**Task brief**
Lines that contain the string "xong" are to be copied; leave out all others.

Start of Provided entries

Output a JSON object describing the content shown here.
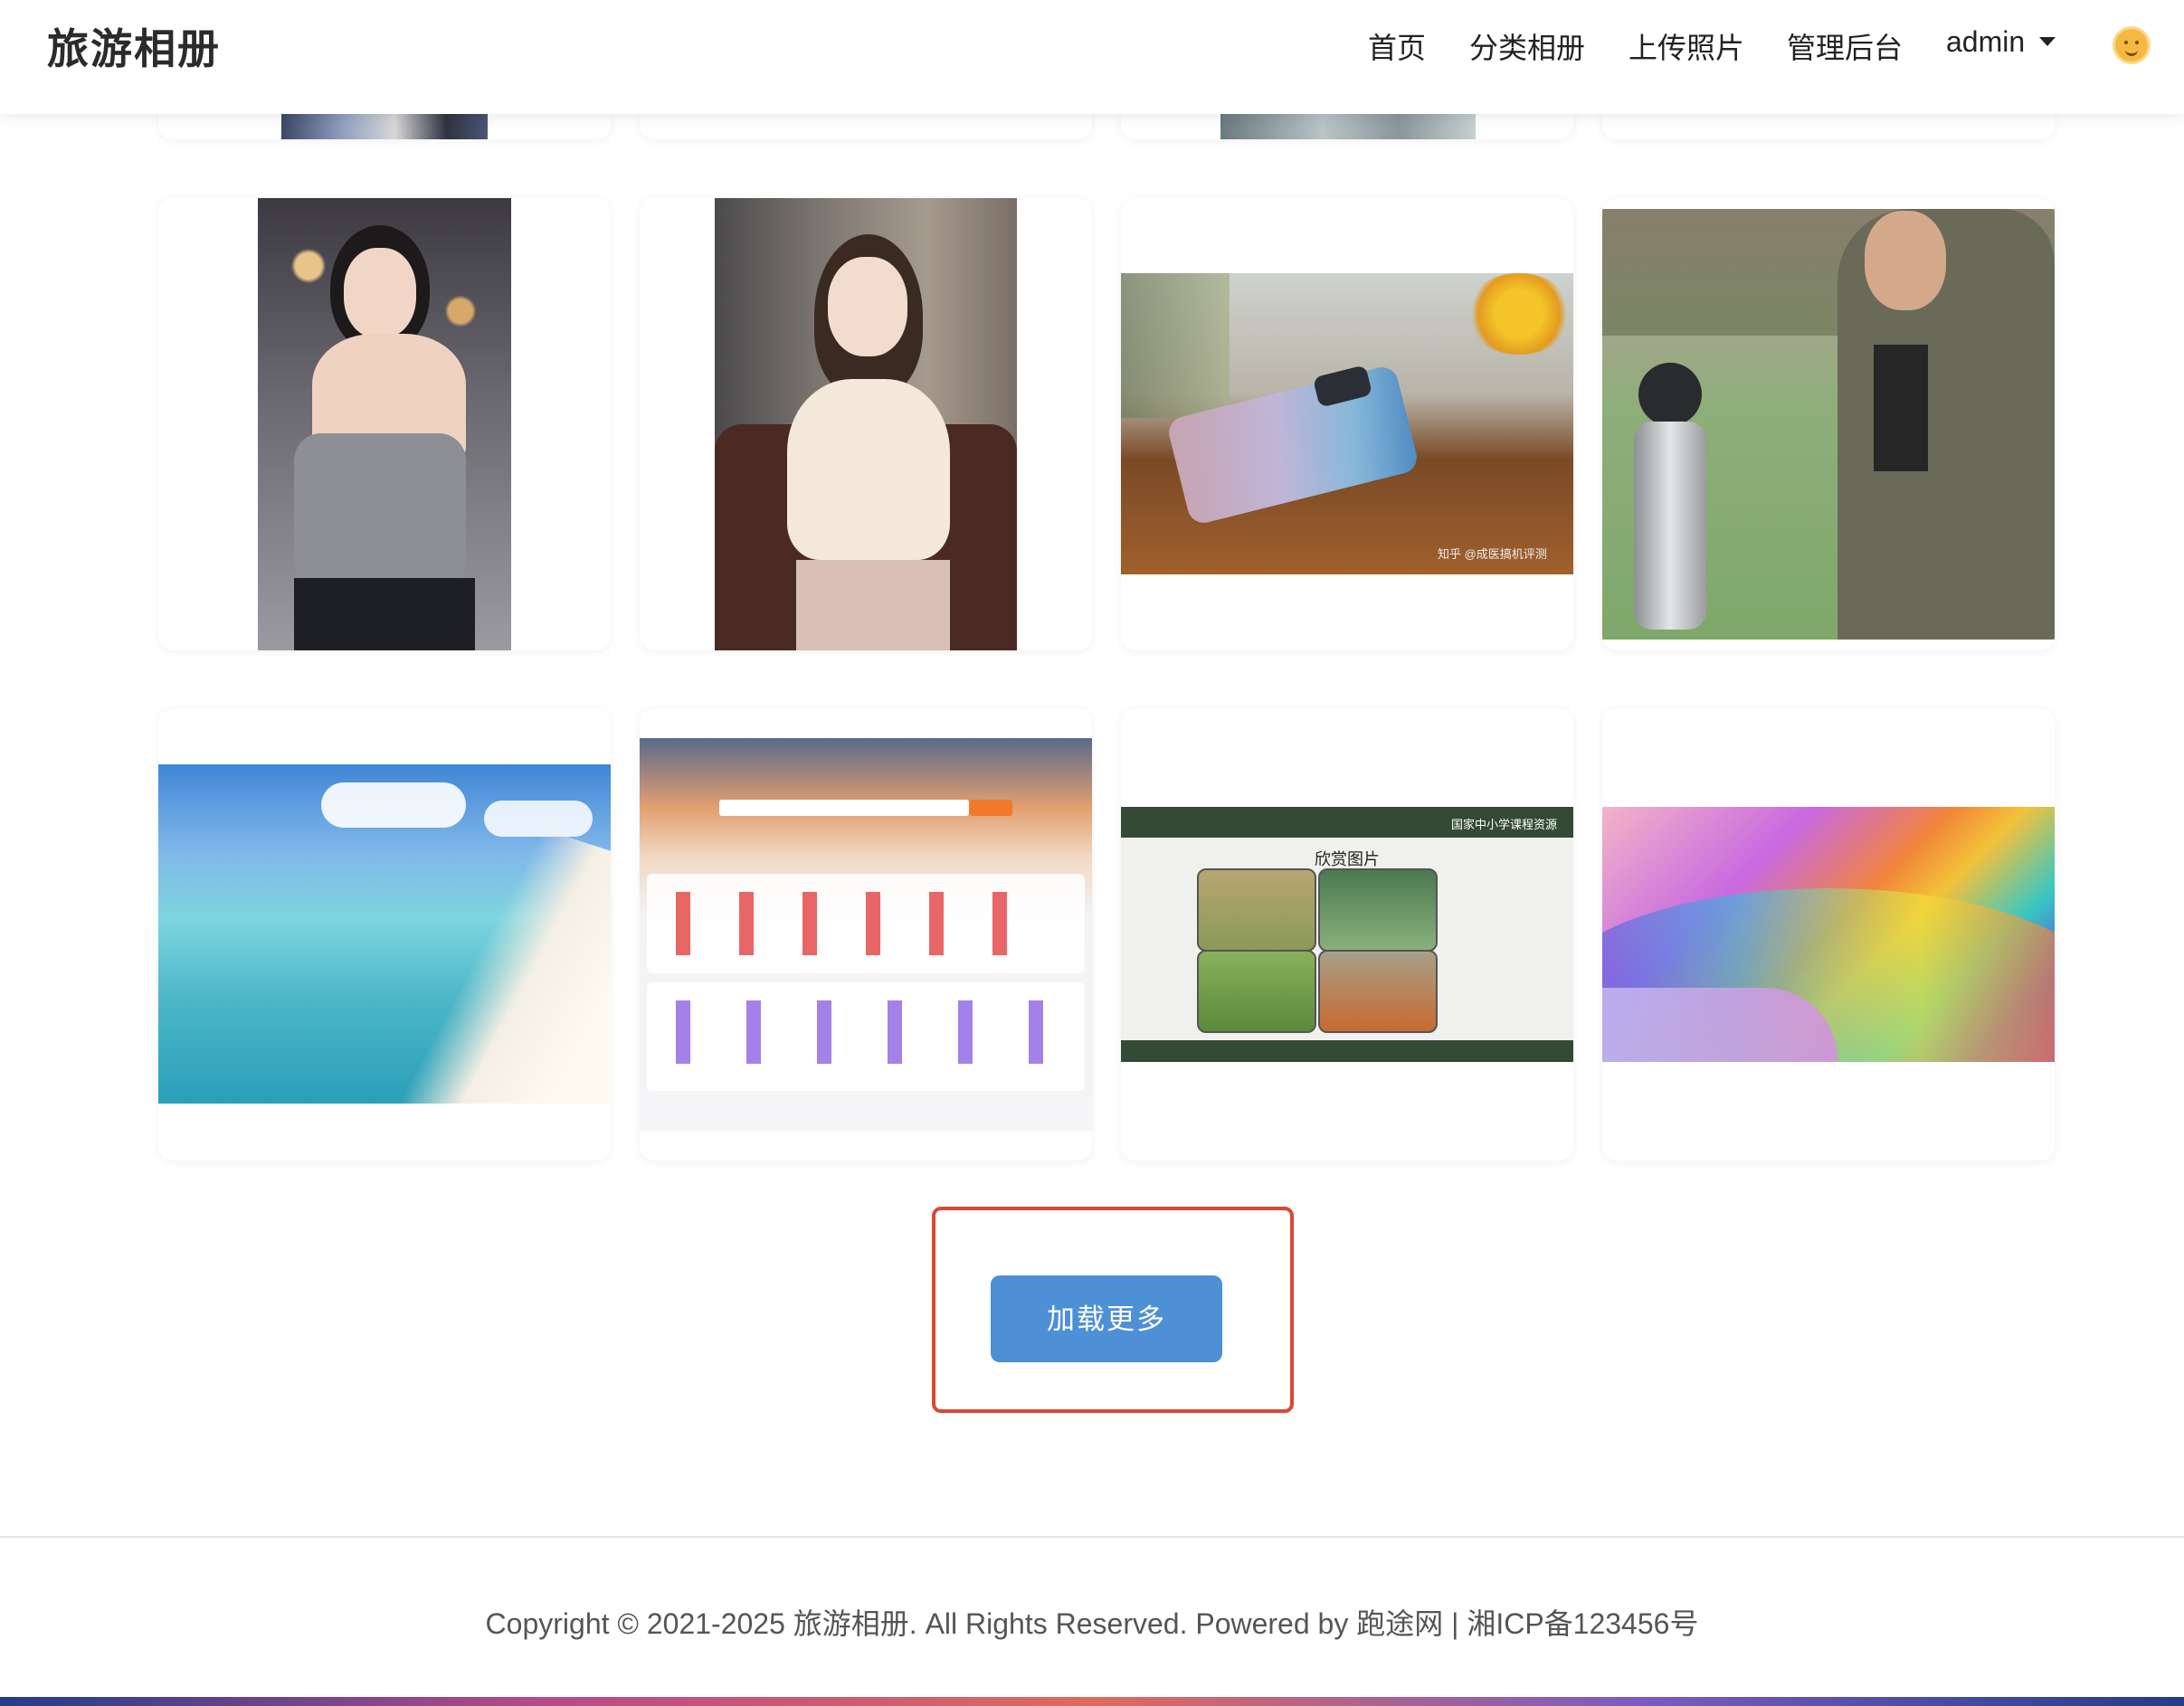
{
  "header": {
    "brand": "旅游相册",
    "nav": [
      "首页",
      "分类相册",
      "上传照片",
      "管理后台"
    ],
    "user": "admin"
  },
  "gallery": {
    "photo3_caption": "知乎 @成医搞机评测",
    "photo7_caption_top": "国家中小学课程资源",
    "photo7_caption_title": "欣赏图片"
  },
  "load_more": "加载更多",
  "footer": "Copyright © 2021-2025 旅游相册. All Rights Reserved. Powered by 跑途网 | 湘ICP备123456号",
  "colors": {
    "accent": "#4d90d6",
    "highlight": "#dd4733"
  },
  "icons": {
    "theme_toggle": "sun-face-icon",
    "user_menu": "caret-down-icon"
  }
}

End of Provided entries
Start of Provided entries

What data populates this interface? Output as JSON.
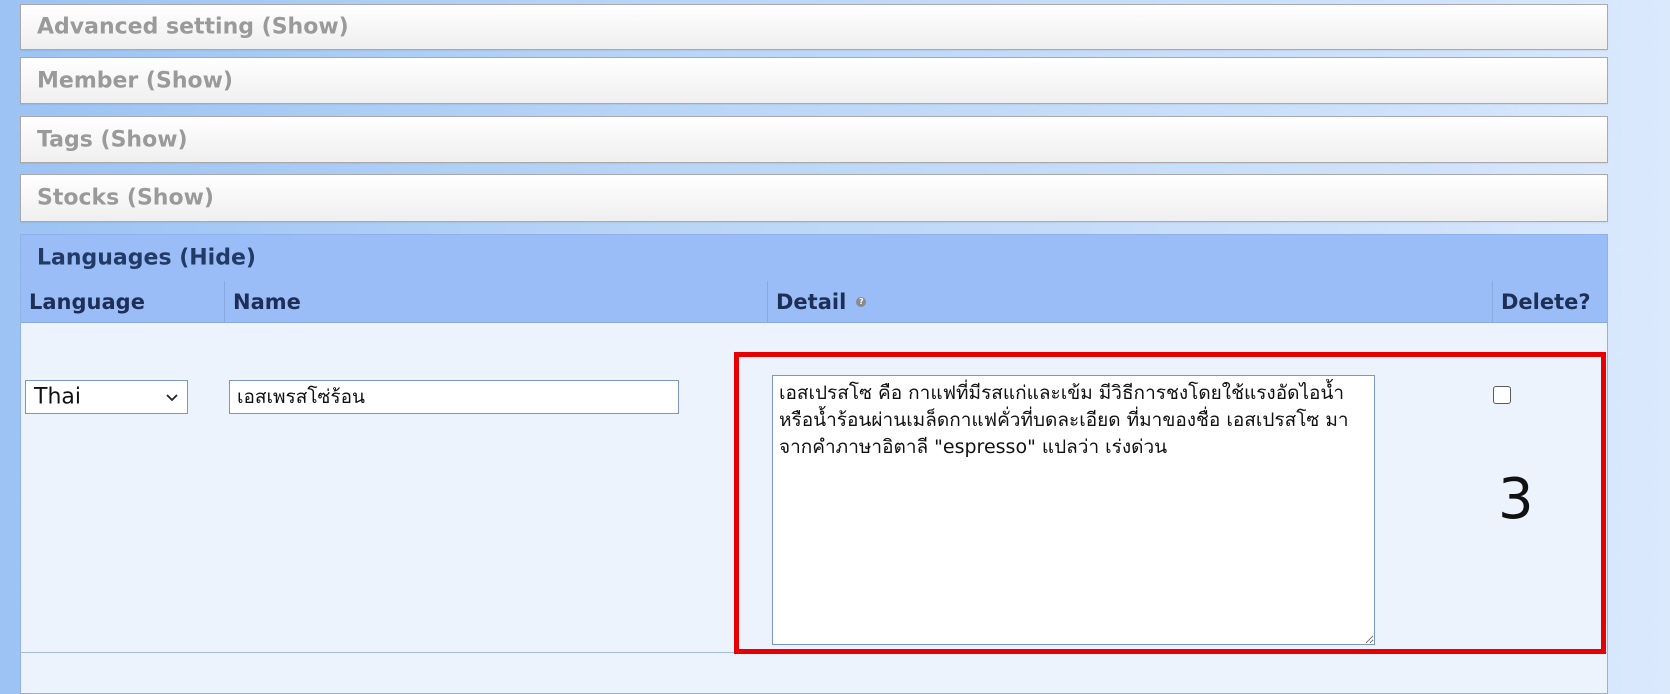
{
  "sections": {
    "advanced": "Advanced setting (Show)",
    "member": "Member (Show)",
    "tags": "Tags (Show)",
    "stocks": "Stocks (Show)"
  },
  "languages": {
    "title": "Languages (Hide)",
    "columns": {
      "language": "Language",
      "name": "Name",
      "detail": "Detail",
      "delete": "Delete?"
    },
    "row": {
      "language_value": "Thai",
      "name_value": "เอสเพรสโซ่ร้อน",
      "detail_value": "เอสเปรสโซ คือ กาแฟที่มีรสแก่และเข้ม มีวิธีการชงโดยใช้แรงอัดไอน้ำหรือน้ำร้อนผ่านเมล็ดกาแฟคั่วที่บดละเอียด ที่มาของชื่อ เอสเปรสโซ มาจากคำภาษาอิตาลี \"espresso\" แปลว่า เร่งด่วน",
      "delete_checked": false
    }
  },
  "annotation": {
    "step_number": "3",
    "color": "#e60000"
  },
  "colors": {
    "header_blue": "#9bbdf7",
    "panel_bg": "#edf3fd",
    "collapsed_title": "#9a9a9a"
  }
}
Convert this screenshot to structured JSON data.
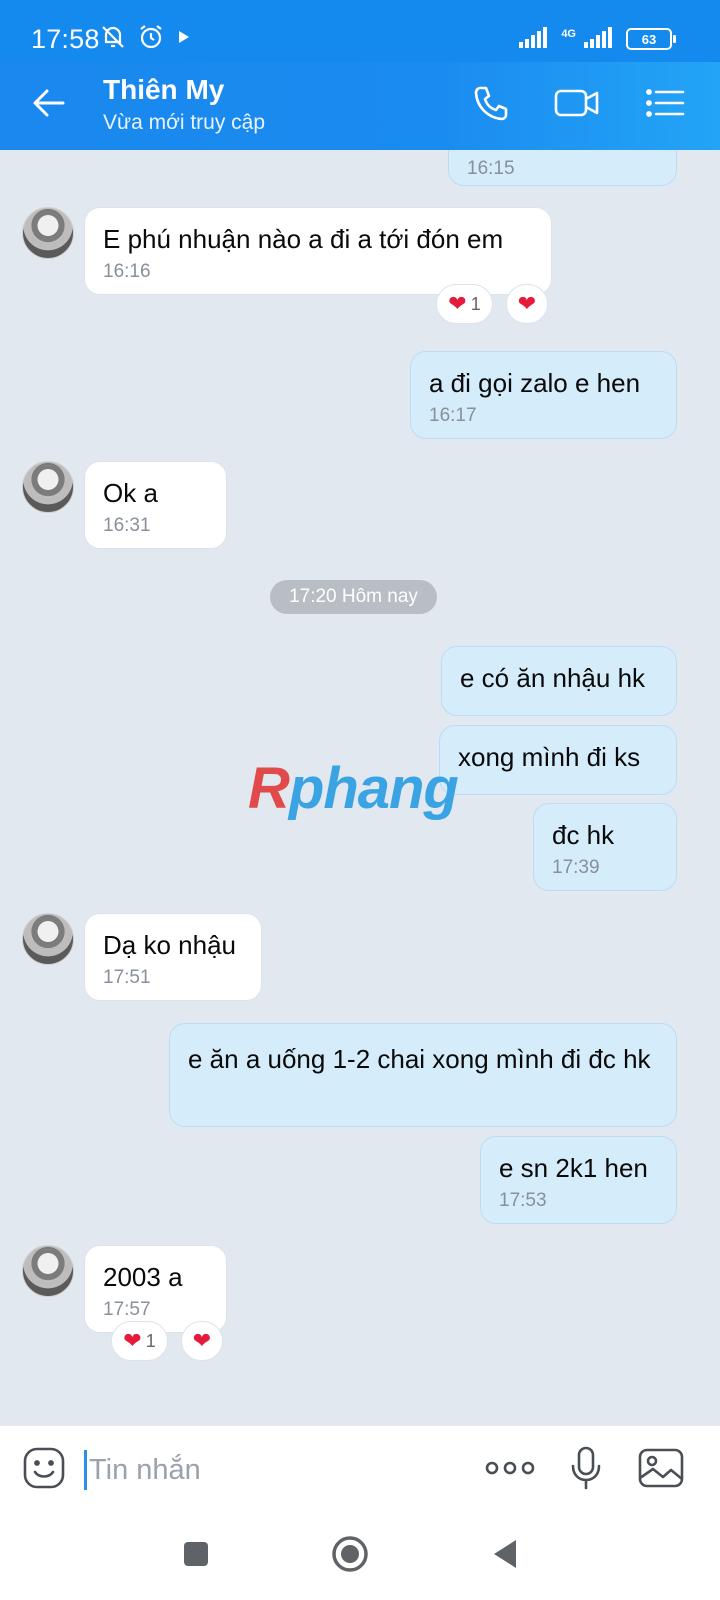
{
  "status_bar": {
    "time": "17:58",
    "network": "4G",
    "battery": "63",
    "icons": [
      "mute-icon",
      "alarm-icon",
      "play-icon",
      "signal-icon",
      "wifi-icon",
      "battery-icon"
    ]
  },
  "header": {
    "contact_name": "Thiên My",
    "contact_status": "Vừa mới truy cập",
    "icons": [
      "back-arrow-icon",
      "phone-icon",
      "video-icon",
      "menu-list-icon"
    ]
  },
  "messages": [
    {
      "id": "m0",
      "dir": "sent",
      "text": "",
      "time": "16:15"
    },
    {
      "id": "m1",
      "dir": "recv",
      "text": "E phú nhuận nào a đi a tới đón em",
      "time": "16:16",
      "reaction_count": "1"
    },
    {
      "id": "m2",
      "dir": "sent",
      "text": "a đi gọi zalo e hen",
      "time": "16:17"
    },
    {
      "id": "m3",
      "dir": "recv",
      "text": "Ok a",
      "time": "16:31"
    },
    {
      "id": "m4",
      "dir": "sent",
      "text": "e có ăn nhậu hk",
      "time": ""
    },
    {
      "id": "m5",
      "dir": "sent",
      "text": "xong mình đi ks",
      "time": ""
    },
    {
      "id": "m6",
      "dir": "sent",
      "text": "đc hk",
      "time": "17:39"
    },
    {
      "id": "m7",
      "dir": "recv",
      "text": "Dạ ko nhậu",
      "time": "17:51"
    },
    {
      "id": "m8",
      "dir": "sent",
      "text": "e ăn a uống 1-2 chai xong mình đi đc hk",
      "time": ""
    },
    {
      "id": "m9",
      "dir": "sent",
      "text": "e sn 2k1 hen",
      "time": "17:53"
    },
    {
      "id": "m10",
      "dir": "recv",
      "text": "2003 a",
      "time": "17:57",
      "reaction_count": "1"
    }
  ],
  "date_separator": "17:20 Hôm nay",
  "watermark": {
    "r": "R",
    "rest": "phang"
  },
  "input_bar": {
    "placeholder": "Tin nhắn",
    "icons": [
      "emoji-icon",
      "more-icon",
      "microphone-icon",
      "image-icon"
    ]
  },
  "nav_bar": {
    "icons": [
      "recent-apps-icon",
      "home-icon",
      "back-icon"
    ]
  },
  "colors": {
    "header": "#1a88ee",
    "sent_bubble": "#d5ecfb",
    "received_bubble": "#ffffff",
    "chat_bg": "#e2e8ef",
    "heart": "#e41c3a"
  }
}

End of Provided entries

**Written reply**
      "text": "xong mình đi ks",
      "text": "e ăn a uống 1-2 chai xong mình đi đc hk",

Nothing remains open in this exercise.